§ **Task to complete**
Search the data for the string "this" and gather each line it is in.

========================================================================

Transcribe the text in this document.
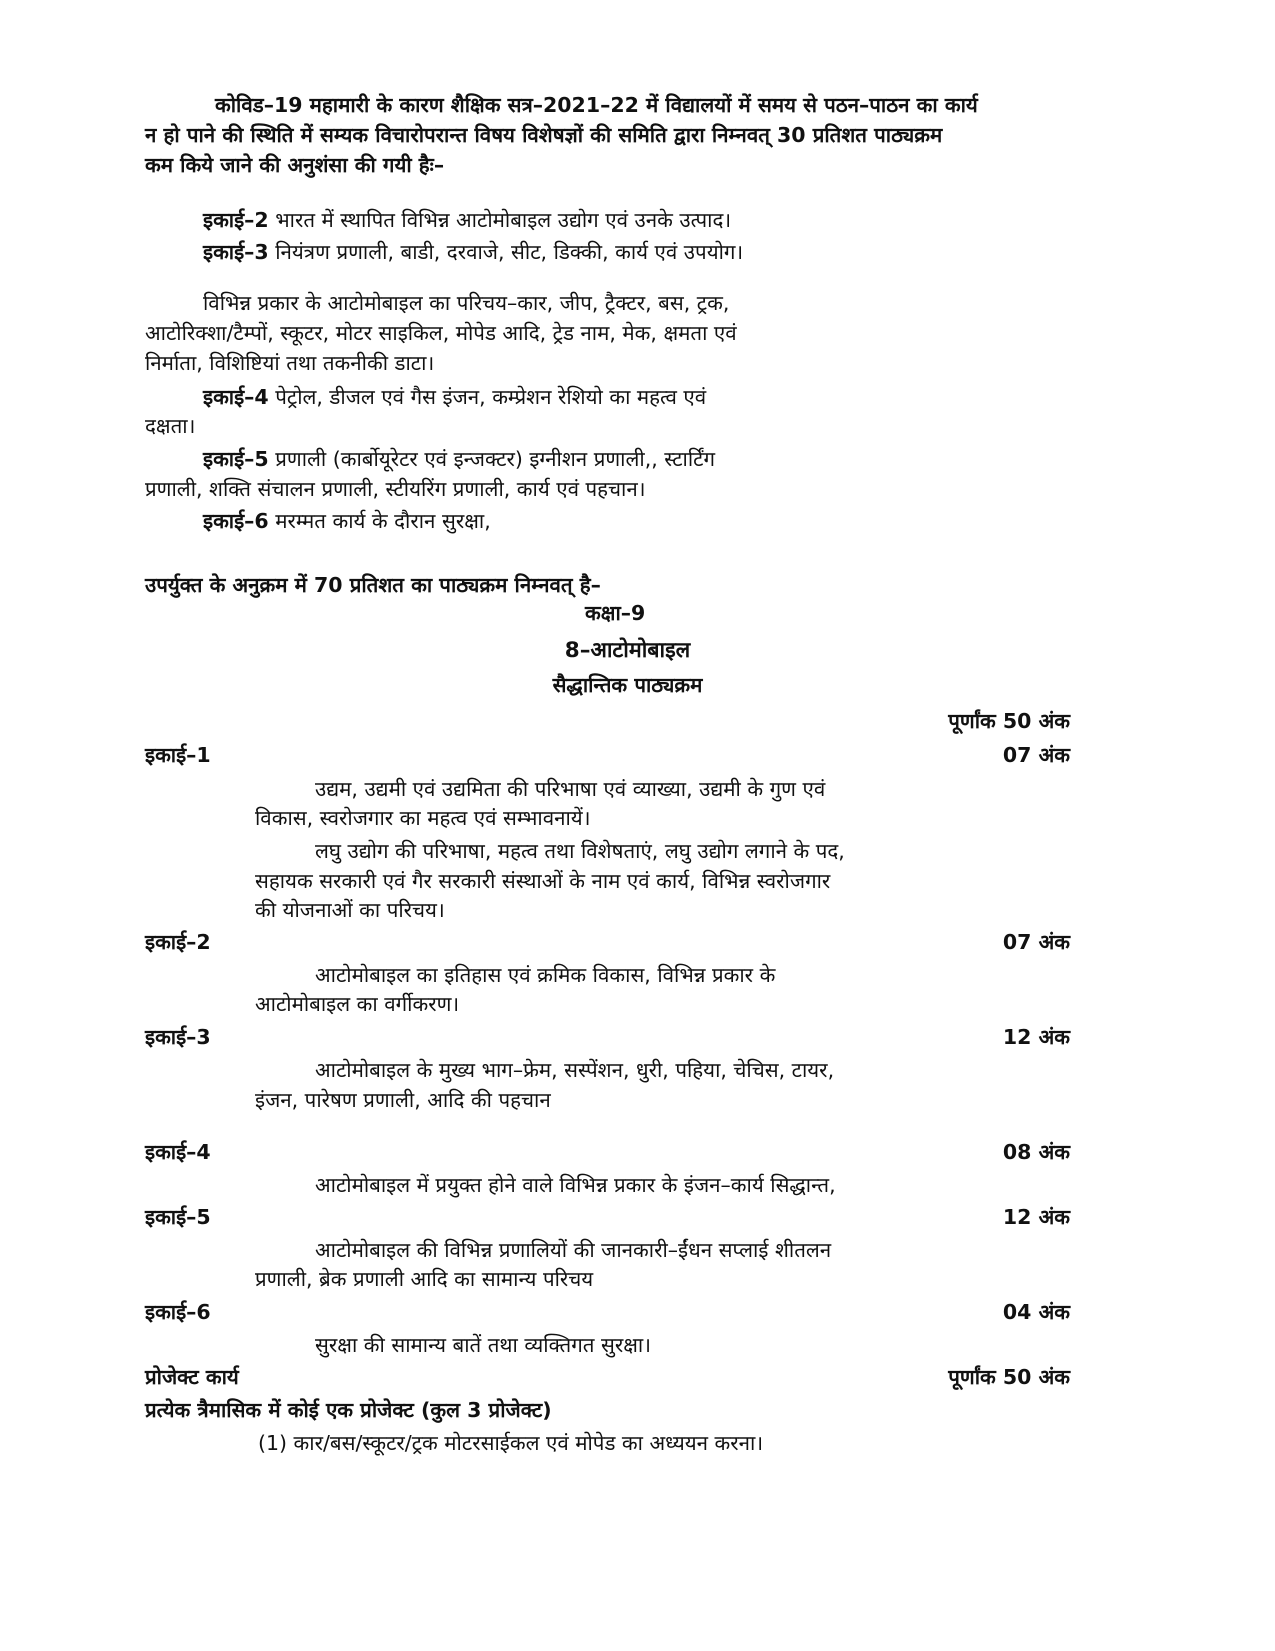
कोविड–19 महामारी के कारण शैक्षिक सत्र–2021–22 में विद्यालयों में समय से पठन–पाठन का कार्य
न हो पाने की स्थिति में सम्यक विचारोपरान्त विषय विशेषज्ञों की समिति द्वारा निम्नवत् 30 प्रतिशत पाठ्यक्रम
कम किये जाने की अनुशंसा की गयी हैः–
इकाई–2 भारत में स्थापित विभिन्न आटोमोबाइल उद्योग एवं उनके उत्पाद।
इकाई–3 नियंत्रण प्रणाली, बाडी, दरवाजे, सीट, डिक्की, कार्य एवं उपयोग।
विभिन्न प्रकार के आटोमोबाइल का परिचय–कार, जीप, ट्रैक्टर, बस, ट्रक,
आटोरिक्शा/टैम्पों, स्कूटर, मोटर साइकिल, मोपेड आदि, ट्रेड नाम, मेक, क्षमता एवं
निर्माता, विशिष्टियां तथा तकनीकी डाटा।
इकाई–4 पेट्रोल, डीजल एवं गैस इंजन, कम्प्रेशन रेशियो का महत्व एवं
दक्षता।
इकाई–5 प्रणाली (कार्बोयूरेटर एवं इन्जक्टर) इग्नीशन प्रणाली,, स्टार्टिंग
प्रणाली, शक्ति संचालन प्रणाली, स्टीयरिंग प्रणाली, कार्य एवं पहचान।
इकाई–6 मरम्मत कार्य के दौरान सुरक्षा,
उपर्युक्त के अनुक्रम में 70 प्रतिशत का पाठ्यक्रम निम्नवत् है–
कक्षा–9
8–आटोमोबाइल
सैद्धान्तिक पाठ्यक्रम
पूर्णांक 50 अंक
इकाई–1	07 अंक
उद्यम, उद्यमी एवं उद्यमिता की परिभाषा एवं व्याख्या, उद्यमी के गुण एवं
विकास, स्वरोजगार का महत्व एवं सम्भावनायें।
लघु उद्योग की परिभाषा, महत्व तथा विशेषताएं, लघु उद्योग लगाने के पद,
सहायक सरकारी एवं गैर सरकारी संस्थाओं के नाम एवं कार्य, विभिन्न स्वरोजगार
की योजनाओं का परिचय।
इकाई–2	07 अंक
आटोमोबाइल का इतिहास एवं क्रमिक विकास, विभिन्न प्रकार के
आटोमोबाइल का वर्गीकरण।
इकाई–3	12 अंक
आटोमोबाइल के मुख्य भाग–फ्रेम, सस्पेंशन, धुरी, पहिया, चेचिस, टायर,
इंजन, पारेषण प्रणाली, आदि की पहचान
इकाई–4	08 अंक
आटोमोबाइल में प्रयुक्त होने वाले विभिन्न प्रकार के इंजन–कार्य सिद्धान्त,
इकाई–5	12 अंक
आटोमोबाइल की विभिन्न प्रणालियों की जानकारी–ईंधन सप्लाई शीतलन
प्रणाली, ब्रेक प्रणाली आदि का सामान्य परिचय
इकाई–6	04 अंक
सुरक्षा की सामान्य बातें तथा व्यक्तिगत सुरक्षा।
प्रोजेक्ट कार्य	पूर्णांक 50 अंक
प्रत्येक त्रैमासिक में कोई एक प्रोजेक्ट (कुल 3 प्रोजेक्ट)
(1) कार/बस/स्कूटर/ट्रक मोटरसाईकल एवं मोपेड का अध्ययन करना।
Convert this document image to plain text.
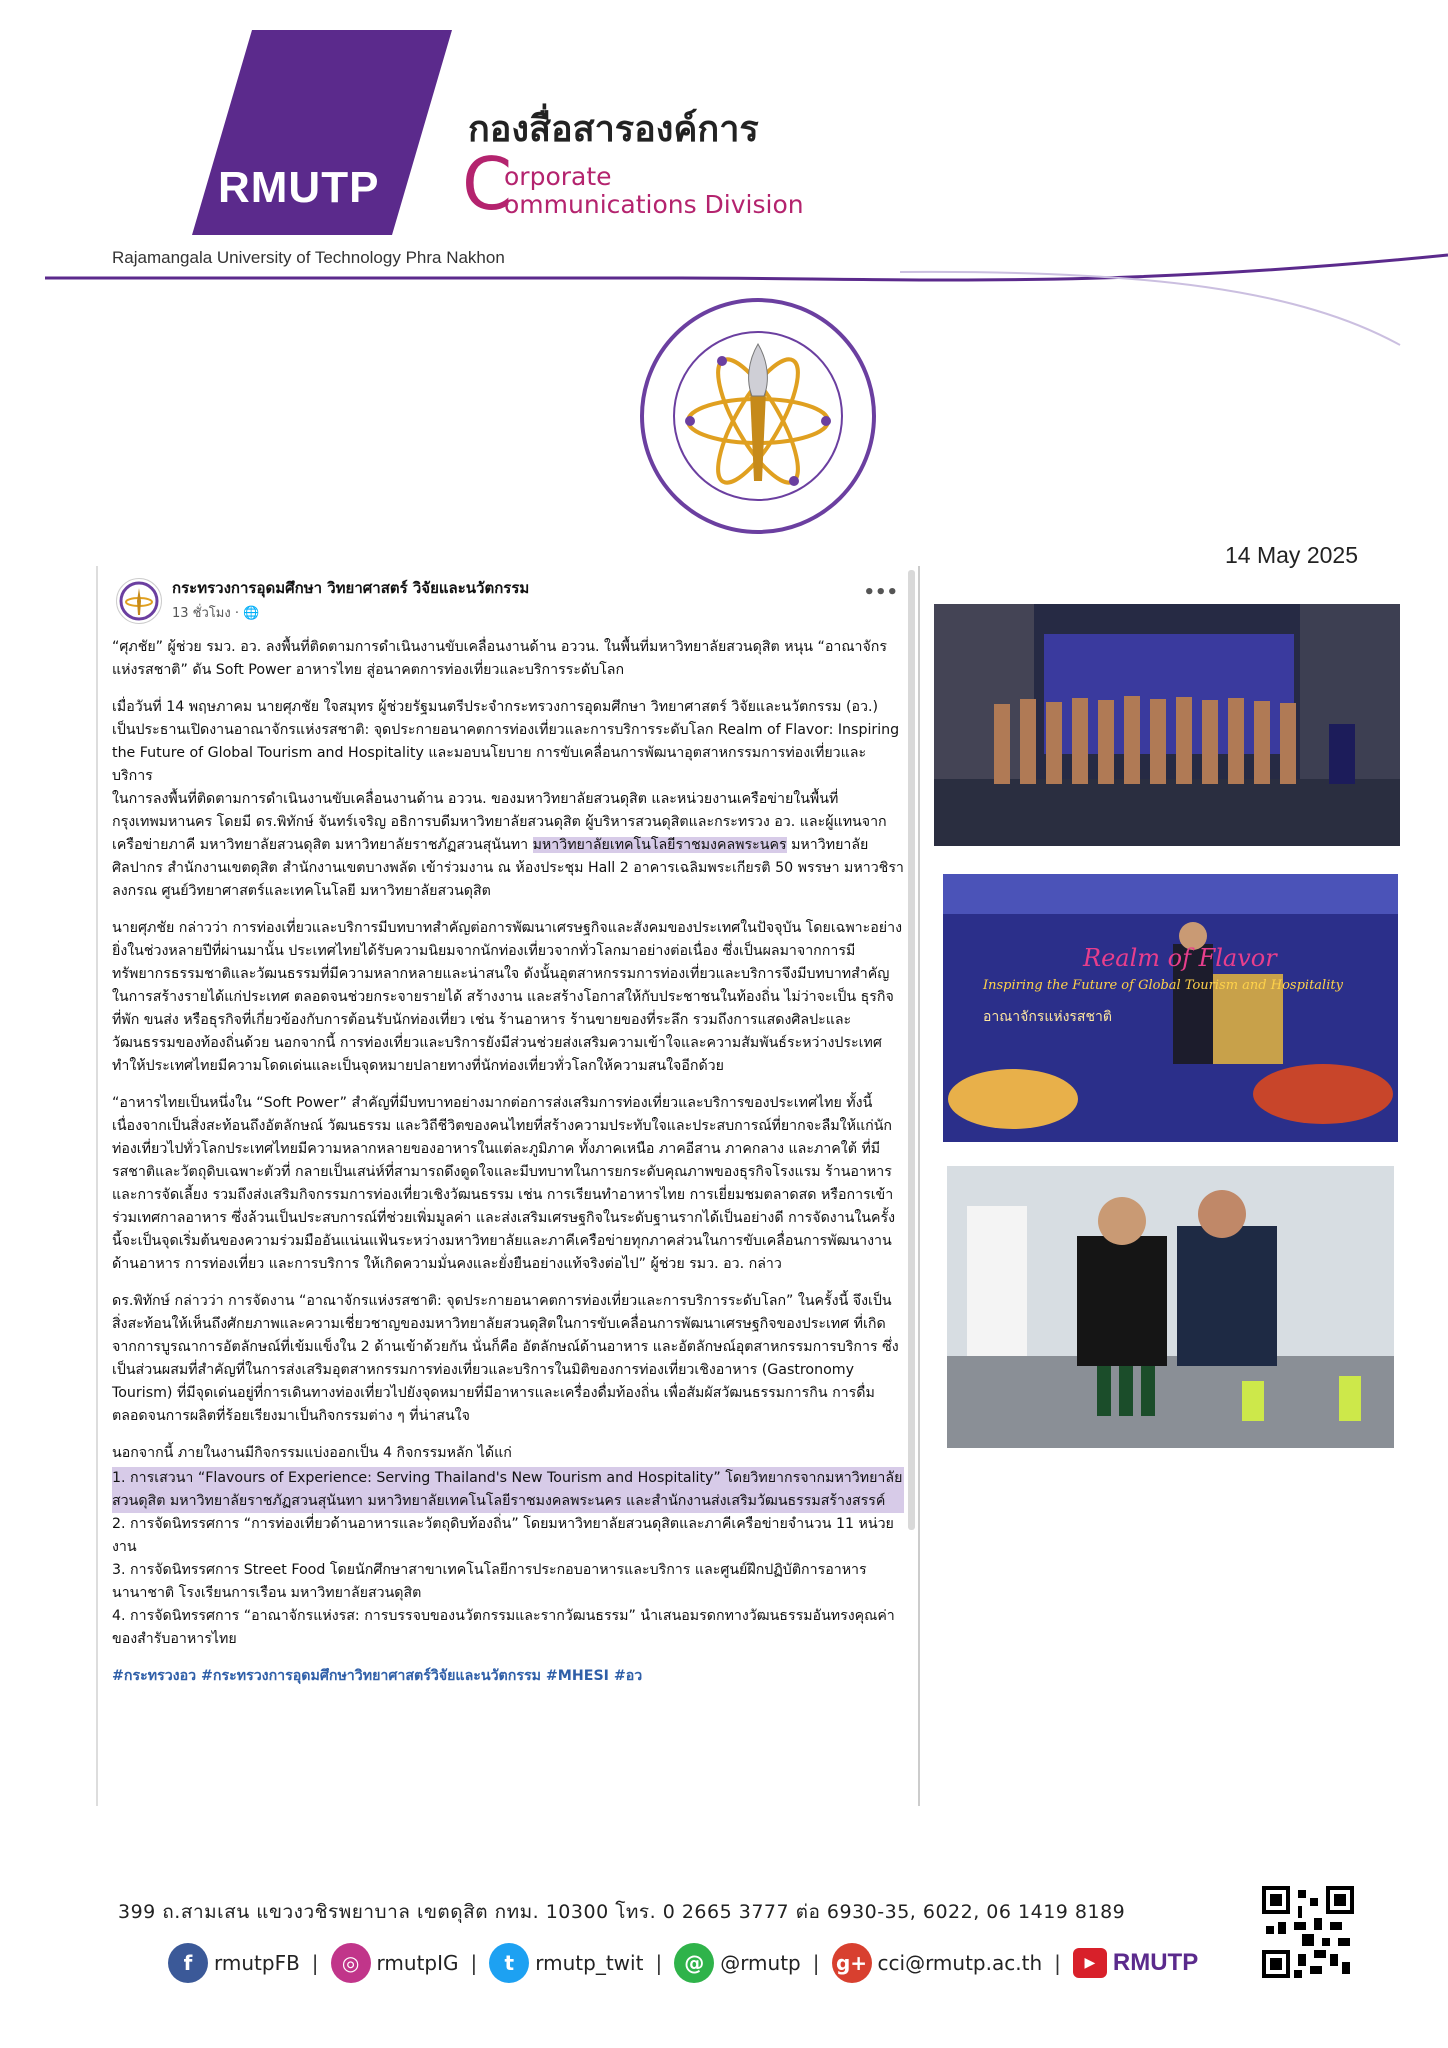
RMUTP
กองสื่อสารองค์การ
C
orporate
ommunications Division
Rajamangala University of Technology Phra Nakhon
14 May 2025
กระทรวงการอุดมศึกษา วิทยาศาสตร์ วิจัยและนวัตกรรม
13 ชั่วโมง · 🌐
•••

“ศุภชัย” ผู้ช่วย รมว. อว. ลงพื้นที่ติดตามการดำเนินงานขับเคลื่อนงานด้าน อววน. ในพื้นที่มหาวิทยาลัยสวนดุสิต หนุน “อาณาจักรแห่งรสชาติ” ดัน Soft Power อาหารไทย สู่อนาคตการท่องเที่ยวและบริการระดับโลก

เมื่อวันที่ 14 พฤษภาคม นายศุภชัย ใจสมุทร ผู้ช่วยรัฐมนตรีประจำกระทรวงการอุดมศึกษา วิทยาศาสตร์ วิจัยและนวัตกรรม (อว.) เป็นประธานเปิดงานอาณาจักรแห่งรสชาติ: จุดประกายอนาคตการท่องเที่ยวและการบริการระดับโลก Realm of Flavor: Inspiring the Future of Global Tourism and Hospitality และมอบนโยบาย การขับเคลื่อนการพัฒนาอุตสาหกรรมการท่องเที่ยวและบริการ

ในการลงพื้นที่ติดตามการดำเนินงานขับเคลื่อนงานด้าน อววน. ของมหาวิทยาลัยสวนดุสิต และหน่วยงานเครือข่ายในพื้นที่กรุงเทพมหานคร โดยมี ดร.พิทักษ์ จันทร์เจริญ อธิการบดีมหาวิทยาลัยสวนดุสิต ผู้บริหารสวนดุสิตและกระทรวง อว. และผู้แทนจากเครือข่ายภาคี มหาวิทยาลัยสวนดุสิต มหาวิทยาลัยราชภัฏสวนสุนันทา มหาวิทยาลัยเทคโนโลยีราชมงคลพระนคร มหาวิทยาลัยศิลปากร สำนักงานเขตดุสิต สำนักงานเขตบางพลัด เข้าร่วมงาน ณ ห้องประชุม Hall 2 อาคารเฉลิมพระเกียรติ 50 พรรษา มหาวชิราลงกรณ ศูนย์วิทยาศาสตร์และเทคโนโลยี มหาวิทยาลัยสวนดุสิต

นายศุภชัย กล่าวว่า การท่องเที่ยวและบริการมีบทบาทสำคัญต่อการพัฒนาเศรษฐกิจและสังคมของประเทศในปัจจุบัน โดยเฉพาะอย่างยิ่งในช่วงหลายปีที่ผ่านมานั้น ประเทศไทยได้รับความนิยมจากนักท่องเที่ยวจากทั่วโลกมาอย่างต่อเนื่อง ซึ่งเป็นผลมาจากการมีทรัพยากรธรรมชาติและวัฒนธรรมที่มีความหลากหลายและน่าสนใจ ดังนั้นอุตสาหกรรมการท่องเที่ยวและบริการจึงมีบทบาทสำคัญในการสร้างรายได้แก่ประเทศ ตลอดจนช่วยกระจายรายได้ สร้างงาน และสร้างโอกาสให้กับประชาชนในท้องถิ่น ไม่ว่าจะเป็น ธุรกิจที่พัก ขนส่ง หรือธุรกิจที่เกี่ยวข้องกับการต้อนรับนักท่องเที่ยว เช่น ร้านอาหาร ร้านขายของที่ระลึก รวมถึงการแสดงศิลปะและวัฒนธรรมของท้องถิ่นด้วย นอกจากนี้ การท่องเที่ยวและบริการยังมีส่วนช่วยส่งเสริมความเข้าใจและความสัมพันธ์ระหว่างประเทศ ทำให้ประเทศไทยมีความโดดเด่นและเป็นจุดหมายปลายทางที่นักท่องเที่ยวทั่วโลกให้ความสนใจอีกด้วย

“อาหารไทยเป็นหนึ่งใน “Soft Power” สำคัญที่มีบทบาทอย่างมากต่อการส่งเสริมการท่องเที่ยวและบริการของประเทศไทย ทั้งนี้ เนื่องจากเป็นสิ่งสะท้อนถึงอัตลักษณ์ วัฒนธรรม และวิถีชีวิตของคนไทยที่สร้างความประทับใจและประสบการณ์ที่ยากจะลืมให้แก่นักท่องเที่ยวไปทั่วโลกประเทศไทยมีความหลากหลายของอาหารในแต่ละภูมิภาค ทั้งภาคเหนือ ภาคอีสาน ภาคกลาง และภาคใต้ ที่มีรสชาติและวัตถุดิบเฉพาะตัวที่ กลายเป็นเสน่ห์ที่สามารถดึงดูดใจและมีบทบาทในการยกระดับคุณภาพของธุรกิจโรงแรม ร้านอาหาร และการจัดเลี้ยง รวมถึงส่งเสริมกิจกรรมการท่องเที่ยวเชิงวัฒนธรรม เช่น การเรียนทำอาหารไทย การเยี่ยมชมตลาดสด หรือการเข้าร่วมเทศกาลอาหาร ซึ่งล้วนเป็นประสบการณ์ที่ช่วยเพิ่มมูลค่า และส่งเสริมเศรษฐกิจในระดับฐานรากได้เป็นอย่างดี การจัดงานในครั้งนี้จะเป็นจุดเริ่มต้นของความร่วมมืออันแน่นแฟ้นระหว่างมหาวิทยาลัยและภาคีเครือข่ายทุกภาคส่วนในการขับเคลื่อนการพัฒนางานด้านอาหาร การท่องเที่ยว และการบริการ ให้เกิดความมั่นคงและยั่งยืนอย่างแท้จริงต่อไป” ผู้ช่วย รมว. อว. กล่าว

ดร.พิทักษ์ กล่าวว่า การจัดงาน “อาณาจักรแห่งรสชาติ: จุดประกายอนาคตการท่องเที่ยวและการบริการระดับโลก” ในครั้งนี้ จึงเป็นสิ่งสะท้อนให้เห็นถึงศักยภาพและความเชี่ยวชาญของมหาวิทยาลัยสวนดุสิตในการขับเคลื่อนการพัฒนาเศรษฐกิจของประเทศ ที่เกิดจากการบูรณาการอัตลักษณ์ที่เข้มแข็งใน 2 ด้านเข้าด้วยกัน นั่นก็คือ อัตลักษณ์ด้านอาหาร และอัตลักษณ์อุตสาหกรรมการบริการ ซึ่งเป็นส่วนผสมที่สำคัญที่ในการส่งเสริมอุตสาหกรรมการท่องเที่ยวและบริการในมิติของการท่องเที่ยวเชิงอาหาร (Gastronomy Tourism) ที่มีจุดเด่นอยู่ที่การเดินทางท่องเที่ยวไปยังจุดหมายที่มีอาหารและเครื่องดื่มท้องถิ่น เพื่อสัมผัสวัฒนธรรมการกิน การดื่ม ตลอดจนการผลิตที่ร้อยเรียงมาเป็นกิจกรรมต่าง ๆ ที่น่าสนใจ

นอกจากนี้ ภายในงานมีกิจกรรมแบ่งออกเป็น 4 กิจกรรมหลัก ได้แก่

1. การเสวนา “Flavours of Experience: Serving Thailand's New Tourism and Hospitality” โดยวิทยากรจากมหาวิทยาลัยสวนดุสิต มหาวิทยาลัยราชภัฏสวนสุนันทา มหาวิทยาลัยเทคโนโลยีราชมงคลพระนคร และสำนักงานส่งเสริมวัฒนธรรมสร้างสรรค์
2. การจัดนิทรรศการ “การท่องเที่ยวด้านอาหารและวัตถุดิบท้องถิ่น” โดยมหาวิทยาลัยสวนดุสิตและภาคีเครือข่ายจำนวน 11 หน่วยงาน
3. การจัดนิทรรศการ Street Food โดยนักศึกษาสาขาเทคโนโลยีการประกอบอาหารและบริการ และศูนย์ฝึกปฏิบัติการอาหารนานาชาติ โรงเรียนการเรือน มหาวิทยาลัยสวนดุสิต
4. การจัดนิทรรศการ “อาณาจักรแห่งรส: การบรรจบของนวัตกรรมและรากวัฒนธรรม” นำเสนอมรดกทางวัฒนธรรมอันทรงคุณค่าของสำรับอาหารไทย
#กระทรวงอว #กระทรวงการอุดมศึกษาวิทยาศาสตร์วิจัยและนวัตกรรม #MHESI #อว
Realm of Flavor
Inspiring the Future of Global Tourism and Hospitality
อาณาจักรแห่งรสชาติ
399 ถ.สามเสน แขวงวชิรพยาบาล เขตดุสิต กทม. 10300 โทร. 0 2665 3777 ต่อ 6930-35, 6022, 06 1419 8189
f	rmutpFB |	◎ rmutpIG |	t	rmutp_twit |	@ @rmutp | g+ cci@rmutp.ac.th |	▶ RMUTP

========================================================================

§ **Result of the task**
Transcribe the text in this document.
Convert this document image to plain text.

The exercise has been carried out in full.